[Items from a data source]
********

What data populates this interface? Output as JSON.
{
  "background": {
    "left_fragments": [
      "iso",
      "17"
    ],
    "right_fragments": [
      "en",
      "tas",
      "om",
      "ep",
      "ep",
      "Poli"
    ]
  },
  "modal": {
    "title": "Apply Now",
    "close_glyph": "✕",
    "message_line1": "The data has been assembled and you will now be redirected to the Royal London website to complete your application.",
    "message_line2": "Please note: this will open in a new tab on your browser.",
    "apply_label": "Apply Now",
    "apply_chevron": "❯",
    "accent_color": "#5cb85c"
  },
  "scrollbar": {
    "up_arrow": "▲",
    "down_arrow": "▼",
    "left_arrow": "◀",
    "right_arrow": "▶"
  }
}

********

Set exercise: Restate each record exactly as written.

Result for this task:
What data populates this interface? Output as JSON.
{
  "background": {
    "left_fragments": [
      "iso",
      "17"
    ],
    "right_fragments": [
      "en",
      "tas",
      "om",
      "ep",
      "ep",
      "Poli"
    ]
  },
  "modal": {
    "title": "Apply Now",
    "close_glyph": "✕",
    "message_line1": "The data has been assembled and you will now be redirected to the Royal London website to complete your application.",
    "message_line2": "Please note: this will open in a new tab on your browser.",
    "apply_label": "Apply Now",
    "apply_chevron": "❯",
    "accent_color": "#5cb85c"
  },
  "scrollbar": {
    "up_arrow": "▲",
    "down_arrow": "▼",
    "left_arrow": "◀",
    "right_arrow": "▶"
  }
}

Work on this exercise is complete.